### TASK DETAILS
Only the pictures stay out; every record is to be quoted exactly.
— START PROVIDED DATA —
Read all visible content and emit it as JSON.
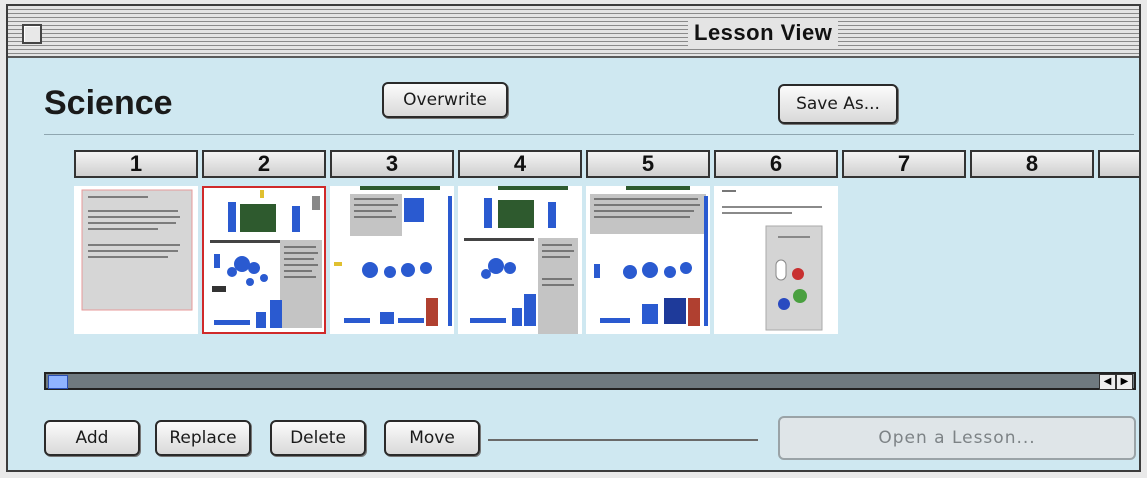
{
  "window": {
    "title": "Lesson View"
  },
  "subject": "Science",
  "buttons": {
    "overwrite": "Overwrite",
    "save_as": "Save As...",
    "add": "Add",
    "replace": "Replace",
    "delete": "Delete",
    "move": "Move",
    "open_lesson": "Open a Lesson..."
  },
  "columns": [
    "1",
    "2",
    "3",
    "4",
    "5",
    "6",
    "7",
    "8"
  ],
  "thumbnails": [
    {
      "index": 1,
      "selected": false
    },
    {
      "index": 2,
      "selected": true
    },
    {
      "index": 3,
      "selected": false
    },
    {
      "index": 4,
      "selected": false
    },
    {
      "index": 5,
      "selected": false
    },
    {
      "index": 6,
      "selected": false
    }
  ],
  "scroll": {
    "position": 0
  }
}
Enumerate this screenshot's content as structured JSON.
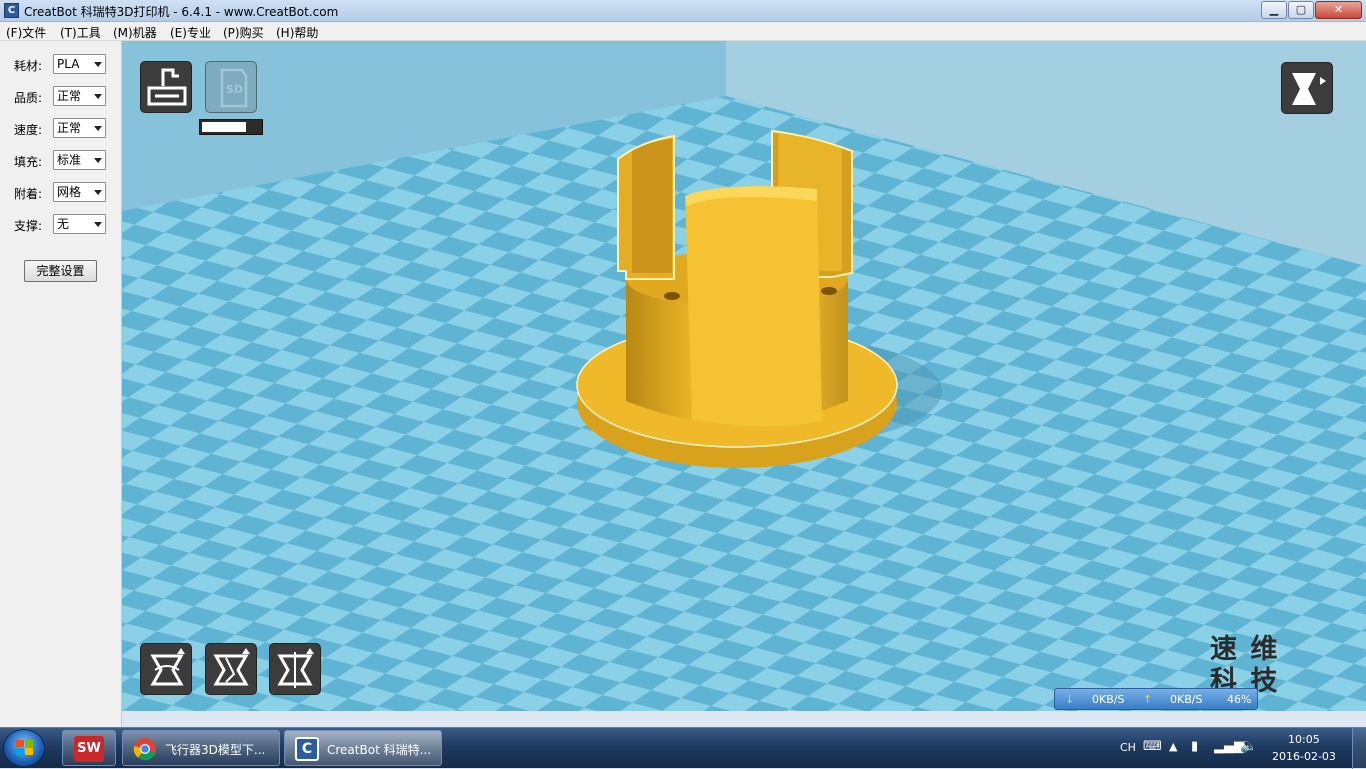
— END PROVIDED DATA —
### EXERCISE OUTPUT
Read all visible content and emit it as JSON.
{
  "window": {
    "title": "Lesson View"
  },
  "subject": "Science",
  "buttons": {
    "overwrite": "Overwrite",
    "save_as": "Save As...",
    "add": "Add",
    "replace": "Replace",
    "delete": "Delete",
    "move": "Move",
    "open_lesson": "Open a Lesson..."
  },
  "columns": [
    "1",
    "2",
    "3",
    "4",
    "5",
    "6",
    "7",
    "8"
  ],
  "thumbnails": [
    {
      "index": 1,
      "selected": false
    },
    {
      "index": 2,
      "selected": true
    },
    {
      "index": 3,
      "selected": false
    },
    {
      "index": 4,
      "selected": false
    },
    {
      "index": 5,
      "selected": false
    },
    {
      "index": 6,
      "selected": false
    }
  ],
  "scroll": {
    "position": 0
  }
}
Enumerate this screenshot's content as structured JSON.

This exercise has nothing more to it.